What to produce> Every line of the data must be copied exactly.

BEGIN Listed records

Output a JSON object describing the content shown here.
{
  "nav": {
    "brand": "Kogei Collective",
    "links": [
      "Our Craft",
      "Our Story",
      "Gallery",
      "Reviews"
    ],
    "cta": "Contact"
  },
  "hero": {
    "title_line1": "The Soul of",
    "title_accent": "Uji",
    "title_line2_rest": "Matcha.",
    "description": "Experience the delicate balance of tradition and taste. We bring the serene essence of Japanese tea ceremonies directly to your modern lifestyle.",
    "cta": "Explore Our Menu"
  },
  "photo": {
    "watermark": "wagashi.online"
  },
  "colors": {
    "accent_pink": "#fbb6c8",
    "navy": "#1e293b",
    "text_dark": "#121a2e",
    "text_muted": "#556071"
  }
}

END Listed records

Written response>
Output a JSON object describing the content shown here.
{
  "nav": {
    "brand": "Kogei Collective",
    "links": [
      "Our Craft",
      "Our Story",
      "Gallery",
      "Reviews"
    ],
    "cta": "Contact"
  },
  "hero": {
    "title_line1": "The Soul of",
    "title_accent": "Uji",
    "title_line2_rest": "Matcha.",
    "description": "Experience the delicate balance of tradition and taste. We bring the serene essence of Japanese tea ceremonies directly to your modern lifestyle.",
    "cta": "Explore Our Menu"
  },
  "photo": {
    "watermark": "wagashi.online"
  },
  "colors": {
    "accent_pink": "#fbb6c8",
    "navy": "#1e293b",
    "text_dark": "#121a2e",
    "text_muted": "#556071"
  }
}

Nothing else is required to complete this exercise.